Provided material:
──────────────────────────────

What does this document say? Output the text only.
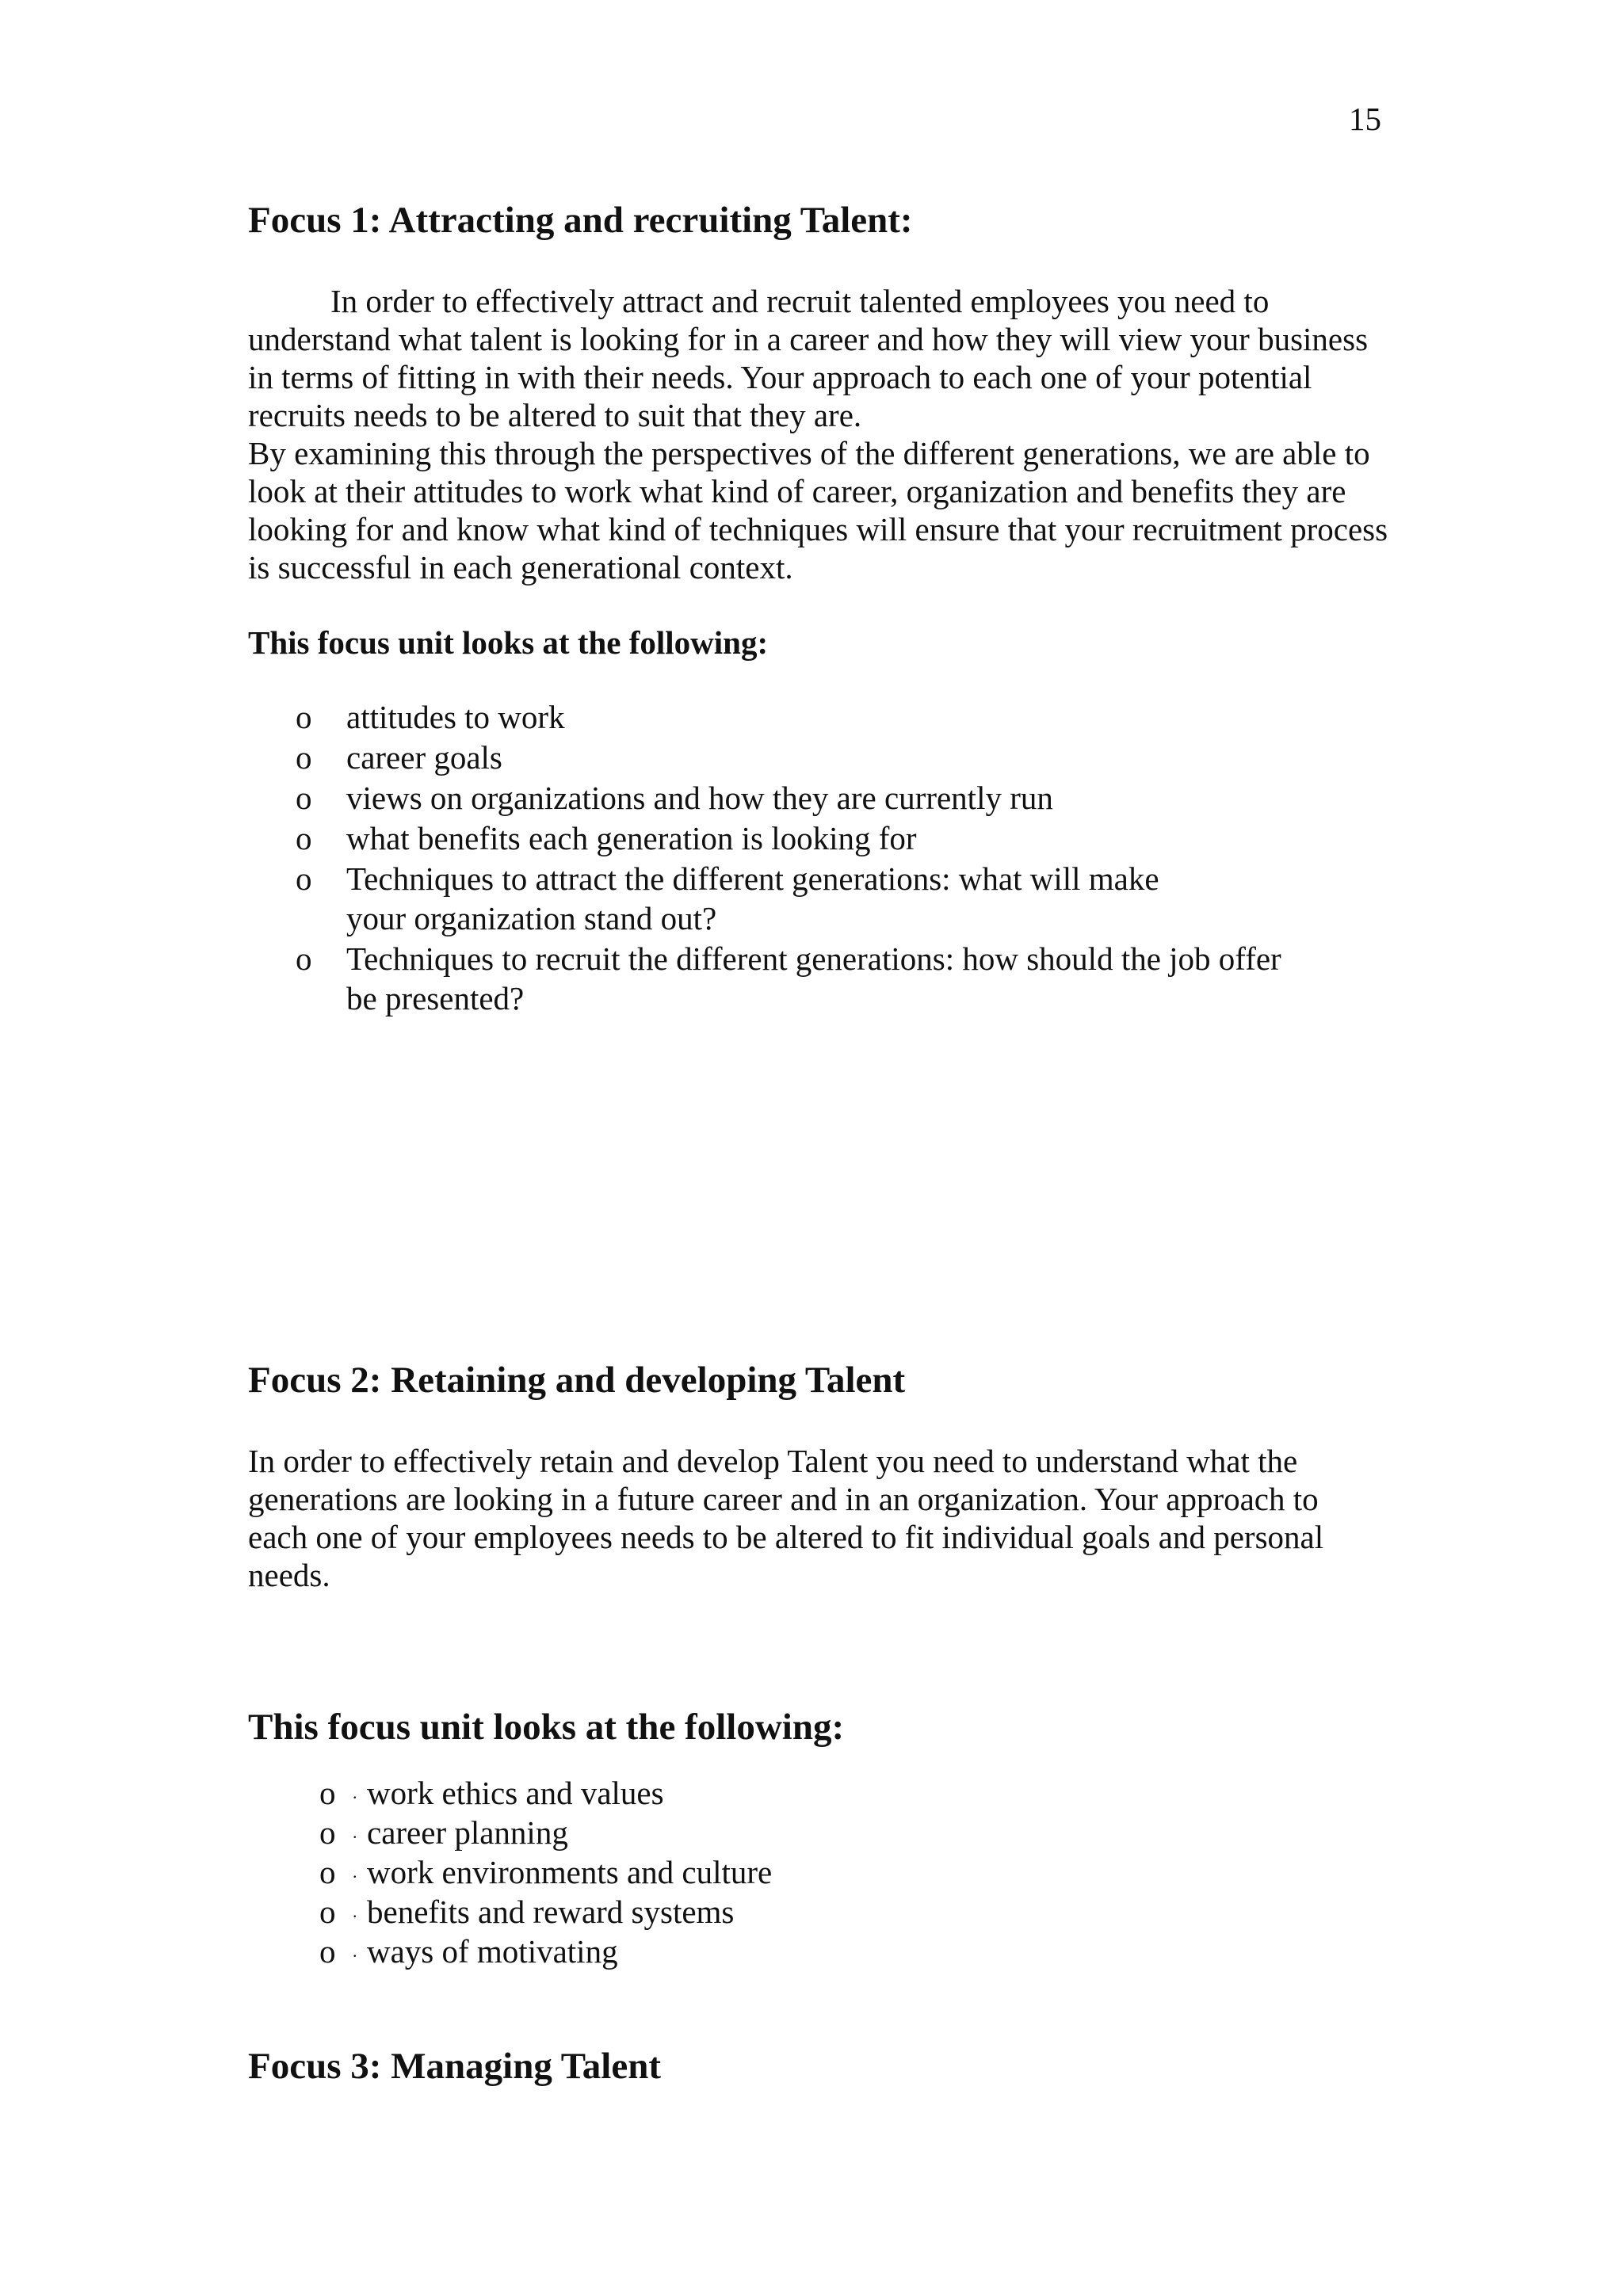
15
Focus 1: Attracting and recruiting Talent:

In order to effectively attract and recruit talented employees you need to understand what talent is looking for in a career and how they will view your business in terms of fitting in with their needs. Your approach to each one of your potential recruits needs to be altered to suit that they are.

By examining this through the perspectives of the different generations, we are able to look at their attitudes to work what kind of career, organization and benefits they are looking for and know what kind of techniques will ensure that your recruitment process is successful in each generational context.

This focus unit looks at the following:
o attitudes to work
o career goals
o views on organizations and how they are currently run
o what benefits each generation is looking for
o Techniques to attract the different generations: what will make your organization stand out?
o Techniques to recruit the different generations: how should the job offer be presented?
Focus 2: Retaining and developing Talent

In order to effectively retain and develop Talent you need to understand what the generations are looking in a future career and in an organization. Your approach to each one of your employees needs to be altered to fit individual goals and personal needs.

This focus unit looks at the following:
o . work ethics and values
o . career planning
o . work environments and culture
o . benefits and reward systems
o . ways of motivating
Focus 3: Managing Talent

──────────────────────────────

Directive: Count every line in the data where the string "order" occurs. Give nothing except the number.

Output below: 2